Stored data
········
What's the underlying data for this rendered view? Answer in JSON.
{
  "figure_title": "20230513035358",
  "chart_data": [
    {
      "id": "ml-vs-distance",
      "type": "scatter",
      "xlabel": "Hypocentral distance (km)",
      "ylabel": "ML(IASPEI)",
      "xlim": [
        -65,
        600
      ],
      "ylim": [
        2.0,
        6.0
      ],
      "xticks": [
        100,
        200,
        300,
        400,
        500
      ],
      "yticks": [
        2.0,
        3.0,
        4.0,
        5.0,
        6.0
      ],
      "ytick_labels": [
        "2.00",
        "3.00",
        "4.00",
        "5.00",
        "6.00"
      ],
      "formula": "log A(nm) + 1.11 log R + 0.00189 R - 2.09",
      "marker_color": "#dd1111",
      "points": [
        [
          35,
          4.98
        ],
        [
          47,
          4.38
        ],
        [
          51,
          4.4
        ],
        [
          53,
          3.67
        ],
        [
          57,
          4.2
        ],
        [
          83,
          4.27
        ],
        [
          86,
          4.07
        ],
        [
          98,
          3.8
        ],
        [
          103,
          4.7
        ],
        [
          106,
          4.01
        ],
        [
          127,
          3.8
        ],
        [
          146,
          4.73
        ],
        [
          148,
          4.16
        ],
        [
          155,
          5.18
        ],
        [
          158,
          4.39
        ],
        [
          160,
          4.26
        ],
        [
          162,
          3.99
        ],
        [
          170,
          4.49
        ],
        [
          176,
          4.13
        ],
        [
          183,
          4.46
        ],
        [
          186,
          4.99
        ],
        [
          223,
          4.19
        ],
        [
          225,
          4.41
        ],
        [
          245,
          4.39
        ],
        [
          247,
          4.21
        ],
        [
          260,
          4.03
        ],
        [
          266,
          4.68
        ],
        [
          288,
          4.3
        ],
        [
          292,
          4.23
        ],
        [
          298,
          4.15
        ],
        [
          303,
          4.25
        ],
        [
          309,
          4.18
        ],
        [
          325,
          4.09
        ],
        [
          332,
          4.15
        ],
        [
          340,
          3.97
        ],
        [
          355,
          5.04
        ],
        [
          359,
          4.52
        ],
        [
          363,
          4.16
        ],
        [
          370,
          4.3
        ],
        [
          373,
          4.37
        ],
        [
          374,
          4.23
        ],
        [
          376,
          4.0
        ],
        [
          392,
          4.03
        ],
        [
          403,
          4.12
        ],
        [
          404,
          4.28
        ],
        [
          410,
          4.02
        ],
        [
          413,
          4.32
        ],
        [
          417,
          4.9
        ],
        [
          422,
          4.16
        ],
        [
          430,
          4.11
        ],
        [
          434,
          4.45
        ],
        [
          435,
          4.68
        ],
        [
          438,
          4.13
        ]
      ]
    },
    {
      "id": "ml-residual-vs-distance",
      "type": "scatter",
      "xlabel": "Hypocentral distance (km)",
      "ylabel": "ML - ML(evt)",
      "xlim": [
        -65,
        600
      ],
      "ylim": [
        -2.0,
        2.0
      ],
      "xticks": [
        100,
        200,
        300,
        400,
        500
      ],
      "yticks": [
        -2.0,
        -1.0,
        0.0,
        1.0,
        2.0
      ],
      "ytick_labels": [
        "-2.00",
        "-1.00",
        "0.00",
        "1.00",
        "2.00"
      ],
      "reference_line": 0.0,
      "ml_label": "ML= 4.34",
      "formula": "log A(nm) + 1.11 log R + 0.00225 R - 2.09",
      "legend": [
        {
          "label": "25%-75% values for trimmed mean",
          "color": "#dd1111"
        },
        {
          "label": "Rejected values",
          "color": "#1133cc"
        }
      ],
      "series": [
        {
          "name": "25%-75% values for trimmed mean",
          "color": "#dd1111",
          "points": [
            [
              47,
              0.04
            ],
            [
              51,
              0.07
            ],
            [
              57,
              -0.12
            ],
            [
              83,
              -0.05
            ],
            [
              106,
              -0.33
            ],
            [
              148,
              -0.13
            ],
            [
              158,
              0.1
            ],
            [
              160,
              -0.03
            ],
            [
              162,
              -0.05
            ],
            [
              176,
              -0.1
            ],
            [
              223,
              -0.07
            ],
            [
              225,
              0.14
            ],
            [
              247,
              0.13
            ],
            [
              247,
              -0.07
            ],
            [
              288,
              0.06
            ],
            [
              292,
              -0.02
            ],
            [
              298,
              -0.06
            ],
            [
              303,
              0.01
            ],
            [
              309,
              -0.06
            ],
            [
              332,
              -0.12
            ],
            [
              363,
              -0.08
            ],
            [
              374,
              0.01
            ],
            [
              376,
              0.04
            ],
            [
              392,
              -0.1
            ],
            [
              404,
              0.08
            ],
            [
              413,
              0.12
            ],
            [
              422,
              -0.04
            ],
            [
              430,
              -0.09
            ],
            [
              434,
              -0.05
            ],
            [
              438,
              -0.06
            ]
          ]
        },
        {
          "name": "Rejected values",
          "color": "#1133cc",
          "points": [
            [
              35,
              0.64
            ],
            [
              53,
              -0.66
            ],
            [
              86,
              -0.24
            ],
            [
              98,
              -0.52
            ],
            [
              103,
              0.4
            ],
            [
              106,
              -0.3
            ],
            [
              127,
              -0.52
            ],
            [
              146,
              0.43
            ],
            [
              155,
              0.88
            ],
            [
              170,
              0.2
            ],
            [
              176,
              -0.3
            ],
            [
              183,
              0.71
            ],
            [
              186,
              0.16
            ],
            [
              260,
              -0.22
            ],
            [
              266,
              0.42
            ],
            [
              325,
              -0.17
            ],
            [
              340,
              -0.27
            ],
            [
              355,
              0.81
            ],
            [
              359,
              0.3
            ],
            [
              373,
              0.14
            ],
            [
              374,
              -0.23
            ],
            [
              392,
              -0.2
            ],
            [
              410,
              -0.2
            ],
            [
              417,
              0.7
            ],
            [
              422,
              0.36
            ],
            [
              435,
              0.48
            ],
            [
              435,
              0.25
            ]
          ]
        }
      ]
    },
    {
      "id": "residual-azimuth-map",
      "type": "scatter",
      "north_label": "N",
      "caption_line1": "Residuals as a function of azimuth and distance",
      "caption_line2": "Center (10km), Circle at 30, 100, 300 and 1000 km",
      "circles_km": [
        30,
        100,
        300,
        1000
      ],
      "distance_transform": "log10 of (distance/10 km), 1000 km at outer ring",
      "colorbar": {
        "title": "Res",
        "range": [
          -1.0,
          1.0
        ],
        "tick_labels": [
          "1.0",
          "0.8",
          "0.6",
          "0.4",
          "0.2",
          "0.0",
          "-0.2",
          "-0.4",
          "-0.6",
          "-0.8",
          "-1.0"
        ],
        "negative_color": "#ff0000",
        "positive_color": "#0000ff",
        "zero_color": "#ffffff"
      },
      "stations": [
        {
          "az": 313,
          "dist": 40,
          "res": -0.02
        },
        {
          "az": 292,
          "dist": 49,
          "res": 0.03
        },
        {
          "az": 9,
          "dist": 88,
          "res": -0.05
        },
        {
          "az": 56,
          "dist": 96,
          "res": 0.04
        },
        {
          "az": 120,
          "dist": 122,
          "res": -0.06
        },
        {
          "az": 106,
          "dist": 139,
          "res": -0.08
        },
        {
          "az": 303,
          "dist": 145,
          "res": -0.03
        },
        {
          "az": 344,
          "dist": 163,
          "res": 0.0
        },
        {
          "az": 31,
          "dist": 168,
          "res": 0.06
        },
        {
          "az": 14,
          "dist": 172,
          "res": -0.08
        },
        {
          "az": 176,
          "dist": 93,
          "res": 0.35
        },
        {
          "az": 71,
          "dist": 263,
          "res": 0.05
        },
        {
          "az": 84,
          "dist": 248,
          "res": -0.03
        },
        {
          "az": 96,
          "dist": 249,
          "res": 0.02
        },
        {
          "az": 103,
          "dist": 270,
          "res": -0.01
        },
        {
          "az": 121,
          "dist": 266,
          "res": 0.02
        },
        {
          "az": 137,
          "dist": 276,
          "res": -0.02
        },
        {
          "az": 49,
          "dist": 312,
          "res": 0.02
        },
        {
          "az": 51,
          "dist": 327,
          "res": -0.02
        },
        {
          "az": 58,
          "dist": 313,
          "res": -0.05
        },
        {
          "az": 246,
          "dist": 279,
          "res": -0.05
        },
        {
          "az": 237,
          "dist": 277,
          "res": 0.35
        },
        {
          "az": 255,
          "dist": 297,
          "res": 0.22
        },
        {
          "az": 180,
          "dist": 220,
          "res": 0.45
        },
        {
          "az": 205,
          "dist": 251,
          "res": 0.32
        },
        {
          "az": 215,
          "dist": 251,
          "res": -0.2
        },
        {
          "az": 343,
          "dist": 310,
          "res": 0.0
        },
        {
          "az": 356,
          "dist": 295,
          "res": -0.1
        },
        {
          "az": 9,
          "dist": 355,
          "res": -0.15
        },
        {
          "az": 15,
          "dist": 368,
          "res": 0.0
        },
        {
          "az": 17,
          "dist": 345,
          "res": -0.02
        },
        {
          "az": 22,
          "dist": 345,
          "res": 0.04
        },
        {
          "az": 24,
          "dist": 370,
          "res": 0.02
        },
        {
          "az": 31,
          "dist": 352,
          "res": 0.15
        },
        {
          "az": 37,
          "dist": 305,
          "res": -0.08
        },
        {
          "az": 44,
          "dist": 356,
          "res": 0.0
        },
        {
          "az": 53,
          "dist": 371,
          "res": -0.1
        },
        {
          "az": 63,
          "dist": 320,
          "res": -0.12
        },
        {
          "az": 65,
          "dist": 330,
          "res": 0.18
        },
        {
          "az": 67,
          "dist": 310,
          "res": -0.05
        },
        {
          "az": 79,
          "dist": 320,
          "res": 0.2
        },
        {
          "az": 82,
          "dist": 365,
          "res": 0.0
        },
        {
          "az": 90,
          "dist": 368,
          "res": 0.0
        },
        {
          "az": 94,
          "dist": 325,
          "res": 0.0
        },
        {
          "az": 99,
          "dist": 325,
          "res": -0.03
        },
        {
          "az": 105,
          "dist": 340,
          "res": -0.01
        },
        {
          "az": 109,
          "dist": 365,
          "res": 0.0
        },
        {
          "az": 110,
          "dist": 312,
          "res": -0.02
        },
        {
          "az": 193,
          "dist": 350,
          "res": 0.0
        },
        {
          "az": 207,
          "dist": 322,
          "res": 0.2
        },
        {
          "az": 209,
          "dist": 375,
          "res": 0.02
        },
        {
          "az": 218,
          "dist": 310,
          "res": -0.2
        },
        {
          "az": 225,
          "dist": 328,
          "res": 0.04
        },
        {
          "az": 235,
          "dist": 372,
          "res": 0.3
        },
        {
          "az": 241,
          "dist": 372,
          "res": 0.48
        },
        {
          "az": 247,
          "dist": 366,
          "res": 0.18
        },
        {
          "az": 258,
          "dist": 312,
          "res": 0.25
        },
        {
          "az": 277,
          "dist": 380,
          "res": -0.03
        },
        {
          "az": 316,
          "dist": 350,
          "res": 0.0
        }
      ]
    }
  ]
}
········
Task to carry out:
Scan the material above. Copy each line where "Rejected" occurs.

Worked answer:
          "label": "Rejected values",
          "name": "Rejected values",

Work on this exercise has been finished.